Objective: Find the word "JSON" in the material below and gather every line that contains it.

+-------+

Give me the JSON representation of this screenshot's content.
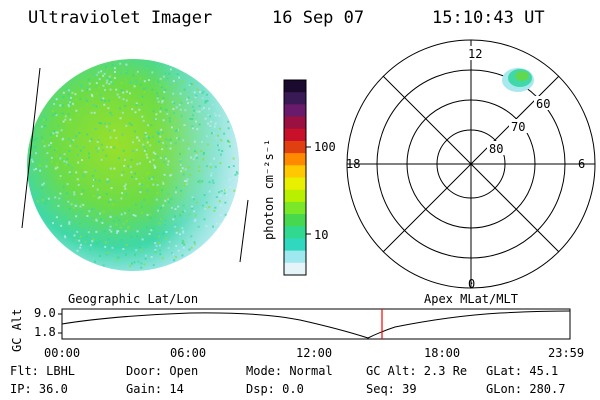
{
  "header": {
    "title": "Ultraviolet Imager",
    "date": "16 Sep 07",
    "time": "15:10:43 UT"
  },
  "colorbar": {
    "unit_label": "photon cm⁻²s⁻¹",
    "tick_labels": [
      "100",
      "10"
    ],
    "colors": [
      "#1a0a2e",
      "#3a1a55",
      "#6a1a6a",
      "#9a1040",
      "#c8102a",
      "#e04010",
      "#ff8a00",
      "#ffc800",
      "#e8f000",
      "#b8f000",
      "#7ae828",
      "#48d850",
      "#30d890",
      "#30d8c0",
      "#a0e8f0",
      "#e4f4f8"
    ]
  },
  "polar_plot": {
    "mlt_labels": {
      "top": "12",
      "left": "18",
      "right": "6",
      "bottom": "0"
    },
    "lat_labels": [
      "60",
      "70",
      "80"
    ]
  },
  "timeline": {
    "left_label": "Geographic Lat/Lon",
    "right_label": "Apex MLat/MLT",
    "axis_title": "GC Alt",
    "y_ticks": [
      "9.0",
      "1.8"
    ],
    "x_ticks": [
      "00:00",
      "06:00",
      "12:00",
      "18:00",
      "23:59"
    ],
    "current_marker_color": "#ff0000"
  },
  "info": {
    "filter": "Flt: LBHL",
    "ip": "IP: 36.0",
    "door": "Door: Open",
    "gain": "Gain: 14",
    "mode": "Mode: Normal",
    "dsp": "Dsp:    0.0",
    "gc_alt": "GC Alt: 2.3 Re",
    "seq": "Seq: 39",
    "glat": "GLat:  45.1",
    "glon": "GLon: 280.7"
  }
}
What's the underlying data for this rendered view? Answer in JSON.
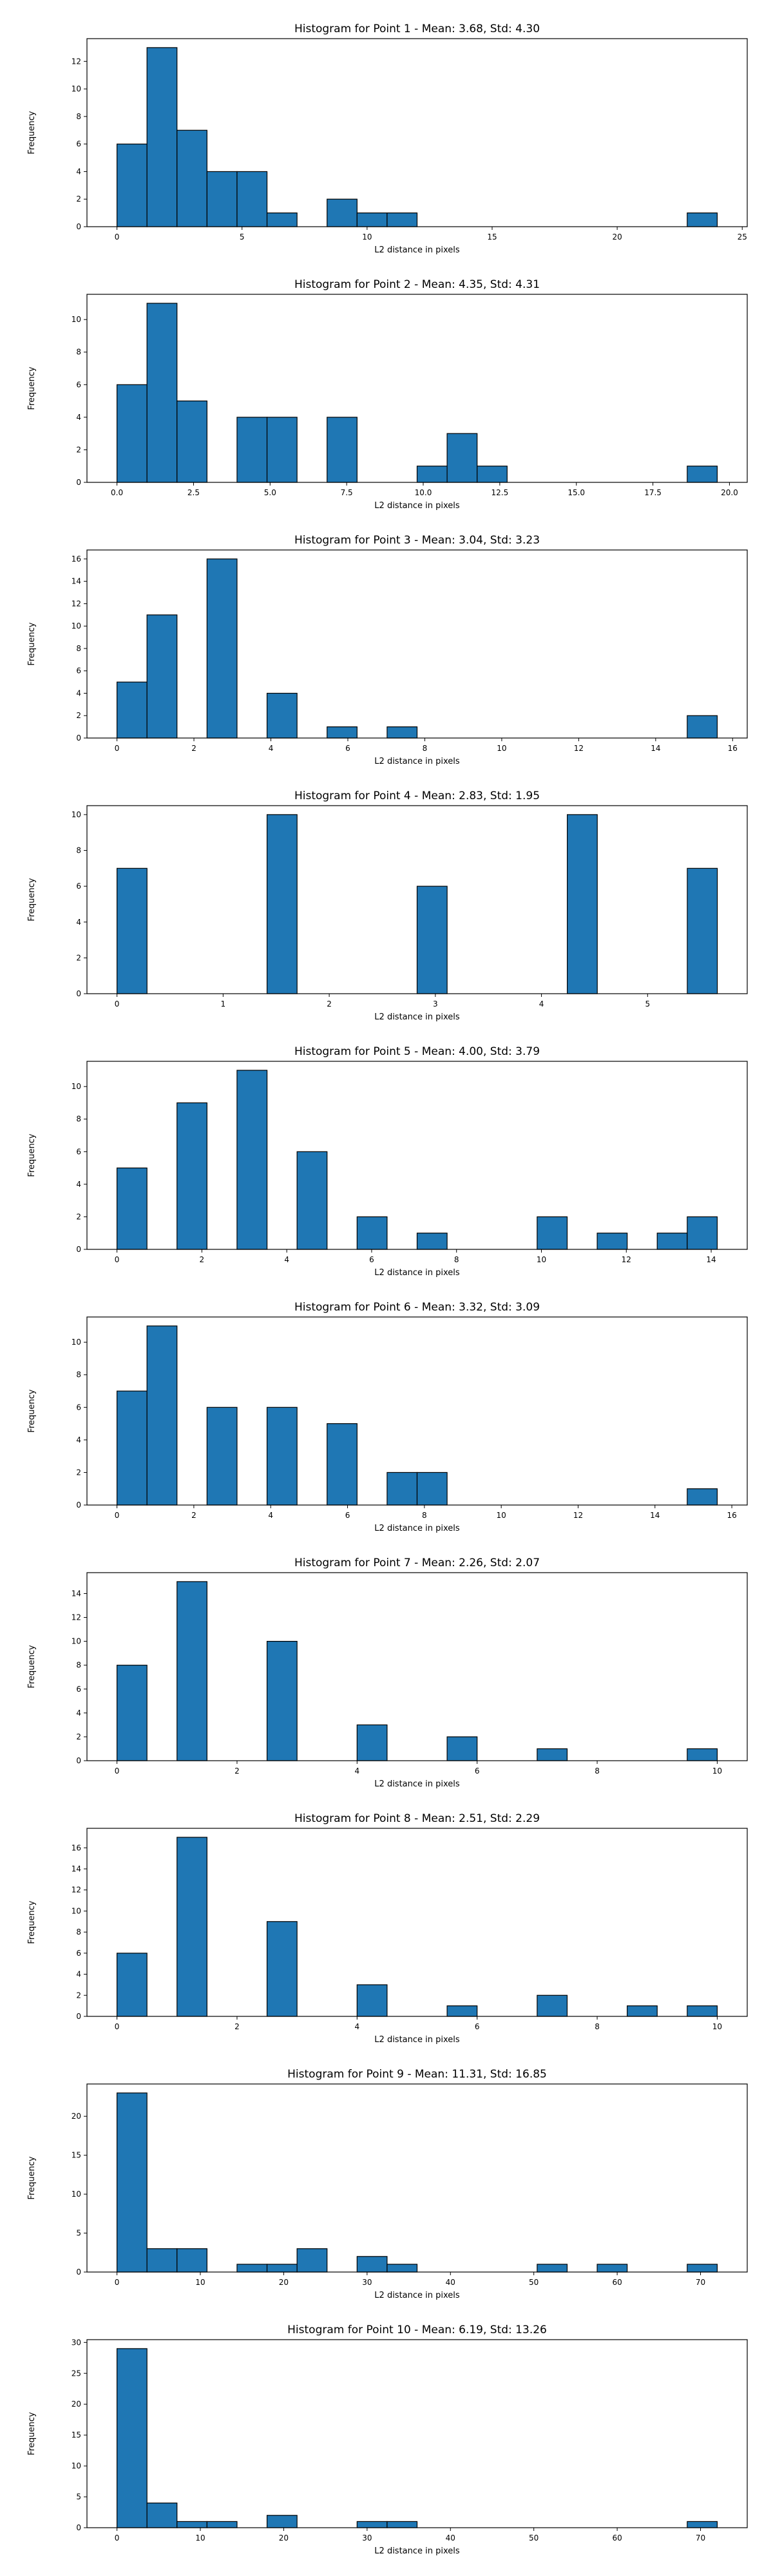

+-------+

Solution to this exercise:
Give me the JSON representation of this screenshot's content.
What's the underlying data for this rendered view? Answer in JSON.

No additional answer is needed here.